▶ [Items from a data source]
## start

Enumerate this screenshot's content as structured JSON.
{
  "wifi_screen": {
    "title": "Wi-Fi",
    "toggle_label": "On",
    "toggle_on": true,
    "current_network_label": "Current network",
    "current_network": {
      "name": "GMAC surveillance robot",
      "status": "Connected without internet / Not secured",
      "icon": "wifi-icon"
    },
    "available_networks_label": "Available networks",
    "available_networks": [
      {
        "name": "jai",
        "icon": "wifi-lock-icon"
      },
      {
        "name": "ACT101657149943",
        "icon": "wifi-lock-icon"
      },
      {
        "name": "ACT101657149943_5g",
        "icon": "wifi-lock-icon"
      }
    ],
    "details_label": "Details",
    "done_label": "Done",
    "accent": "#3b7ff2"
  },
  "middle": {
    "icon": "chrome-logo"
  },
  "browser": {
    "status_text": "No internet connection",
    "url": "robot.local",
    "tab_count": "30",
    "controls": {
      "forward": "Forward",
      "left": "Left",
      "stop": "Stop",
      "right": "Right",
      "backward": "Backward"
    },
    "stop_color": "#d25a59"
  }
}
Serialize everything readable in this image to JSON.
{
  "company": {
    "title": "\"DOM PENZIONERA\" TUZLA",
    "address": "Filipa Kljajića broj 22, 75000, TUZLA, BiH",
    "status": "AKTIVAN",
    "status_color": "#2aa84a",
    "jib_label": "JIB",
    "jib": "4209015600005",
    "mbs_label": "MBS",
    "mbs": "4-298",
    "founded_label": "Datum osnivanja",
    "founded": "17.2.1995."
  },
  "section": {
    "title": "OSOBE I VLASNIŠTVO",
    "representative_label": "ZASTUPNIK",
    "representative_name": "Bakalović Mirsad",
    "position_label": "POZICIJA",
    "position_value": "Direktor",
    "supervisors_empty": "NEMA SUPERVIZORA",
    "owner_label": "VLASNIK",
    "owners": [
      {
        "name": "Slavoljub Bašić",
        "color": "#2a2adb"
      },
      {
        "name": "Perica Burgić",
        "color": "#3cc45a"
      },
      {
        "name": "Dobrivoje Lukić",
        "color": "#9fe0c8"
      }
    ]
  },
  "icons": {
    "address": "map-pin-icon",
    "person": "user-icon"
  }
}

## end

Each record above should be returned exactly as it appears.

Enumerate this screenshot's content as structured JSON.
{
  "wifi_screen": {
    "title": "Wi-Fi",
    "toggle_label": "On",
    "toggle_on": true,
    "current_network_label": "Current network",
    "current_network": {
      "name": "GMAC surveillance robot",
      "status": "Connected without internet / Not secured",
      "icon": "wifi-icon"
    },
    "available_networks_label": "Available networks",
    "available_networks": [
      {
        "name": "jai",
        "icon": "wifi-lock-icon"
      },
      {
        "name": "ACT101657149943",
        "icon": "wifi-lock-icon"
      },
      {
        "name": "ACT101657149943_5g",
        "icon": "wifi-lock-icon"
      }
    ],
    "details_label": "Details",
    "done_label": "Done",
    "accent": "#3b7ff2"
  },
  "middle": {
    "icon": "chrome-logo"
  },
  "browser": {
    "status_text": "No internet connection",
    "url": "robot.local",
    "tab_count": "30",
    "controls": {
      "forward": "Forward",
      "left": "Left",
      "stop": "Stop",
      "right": "Right",
      "backward": "Backward"
    },
    "stop_color": "#d25a59"
  }
}
Serialize everything readable in this image to JSON.
{
  "company": {
    "title": "\"DOM PENZIONERA\" TUZLA",
    "address": "Filipa Kljajića broj 22, 75000, TUZLA, BiH",
    "status": "AKTIVAN",
    "status_color": "#2aa84a",
    "jib_label": "JIB",
    "jib": "4209015600005",
    "mbs_label": "MBS",
    "mbs": "4-298",
    "founded_label": "Datum osnivanja",
    "founded": "17.2.1995."
  },
  "section": {
    "title": "OSOBE I VLASNIŠTVO",
    "representative_label": "ZASTUPNIK",
    "representative_name": "Bakalović Mirsad",
    "position_label": "POZICIJA",
    "position_value": "Direktor",
    "supervisors_empty": "NEMA SUPERVIZORA",
    "owner_label": "VLASNIK",
    "owners": [
      {
        "name": "Slavoljub Bašić",
        "color": "#2a2adb"
      },
      {
        "name": "Perica Burgić",
        "color": "#3cc45a"
      },
      {
        "name": "Dobrivoje Lukić",
        "color": "#9fe0c8"
      }
    ]
  },
  "icons": {
    "address": "map-pin-icon",
    "person": "user-icon"
  }
}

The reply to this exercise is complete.